WHAT YOU ARE ASKED TO DO: Across the data below, how many lines hold "icon"? Answer with that number and nothing else.

* Begin *

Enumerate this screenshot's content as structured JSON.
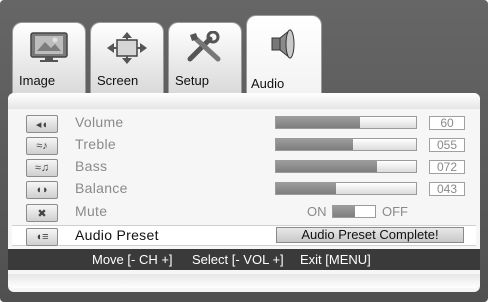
{
  "tabs": [
    {
      "label": "Image",
      "icon": "tv-picture-icon"
    },
    {
      "label": "Screen",
      "icon": "arrows-expand-icon"
    },
    {
      "label": "Setup",
      "icon": "tools-icon"
    },
    {
      "label": "Audio",
      "icon": "speaker-icon",
      "active": true
    }
  ],
  "settings": [
    {
      "label": "Volume",
      "value": "60",
      "level": 0.6
    },
    {
      "label": "Treble",
      "value": "055",
      "level": 0.55
    },
    {
      "label": "Bass",
      "value": "072",
      "level": 0.72
    },
    {
      "label": "Balance",
      "value": "043",
      "level": 0.43
    }
  ],
  "mute": {
    "label": "Mute",
    "on_label": "ON",
    "off_label": "OFF"
  },
  "audio_preset": {
    "label": "Audio Preset",
    "status": "Audio Preset Complete!"
  },
  "hints": {
    "move": "Move [- CH +]",
    "select": "Select [- VOL +]",
    "exit": "Exit [MENU]"
  },
  "colors": {
    "frame": "#5a5a5a",
    "panel": "#f6f6f6",
    "hintbar": "#3a3a3a"
  }
}
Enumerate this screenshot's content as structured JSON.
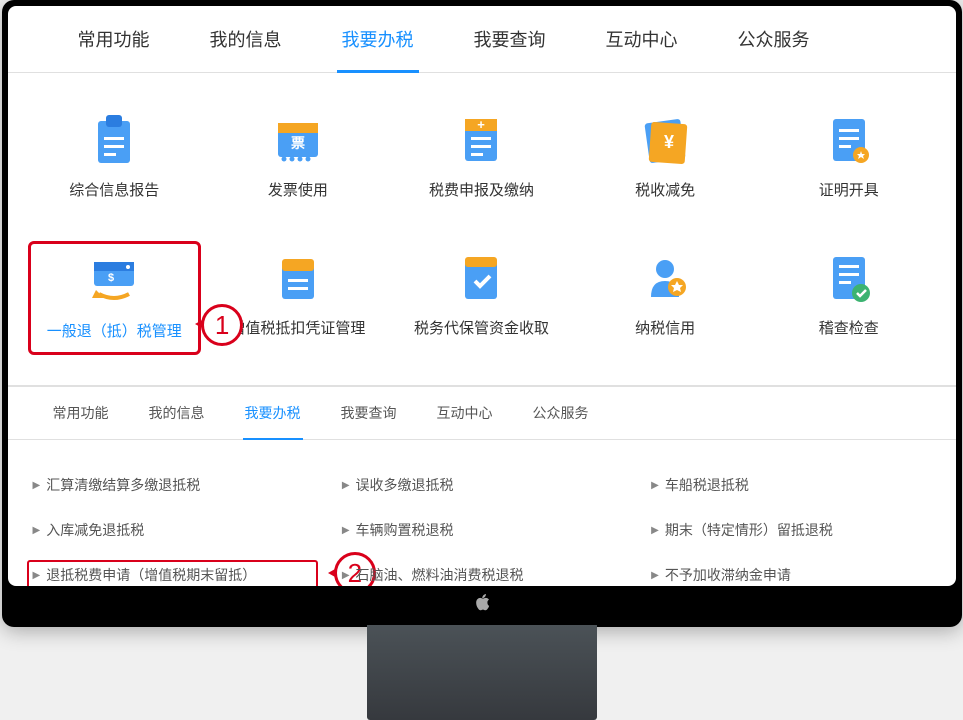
{
  "main_tabs": [
    "常用功能",
    "我的信息",
    "我要办税",
    "我要查询",
    "互动中心",
    "公众服务"
  ],
  "main_tabs_active": 2,
  "grid": [
    {
      "label": "综合信息报告"
    },
    {
      "label": "发票使用"
    },
    {
      "label": "税费申报及缴纳"
    },
    {
      "label": "税收减免"
    },
    {
      "label": "证明开具"
    },
    {
      "label": "一般退（抵）税管理",
      "highlighted": true,
      "badge": "1"
    },
    {
      "label": "增值税抵扣凭证管理"
    },
    {
      "label": "税务代保管资金收取"
    },
    {
      "label": "纳税信用"
    },
    {
      "label": "稽查检查"
    }
  ],
  "sub_tabs": [
    "常用功能",
    "我的信息",
    "我要办税",
    "我要查询",
    "互动中心",
    "公众服务"
  ],
  "sub_tabs_active": 2,
  "links": [
    {
      "label": "汇算清缴结算多缴退抵税"
    },
    {
      "label": "误收多缴退抵税"
    },
    {
      "label": "车船税退抵税"
    },
    {
      "label": "入库减免退抵税"
    },
    {
      "label": "车辆购置税退税"
    },
    {
      "label": "期末（特定情形）留抵退税"
    },
    {
      "label": "退抵税费申请（增值税期末留抵）",
      "highlighted": true,
      "badge": "2"
    },
    {
      "label": "石脑油、燃料油消费税退税"
    },
    {
      "label": "不予加收滞纳金申请"
    }
  ]
}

* End *

TASK OUTPUT: 4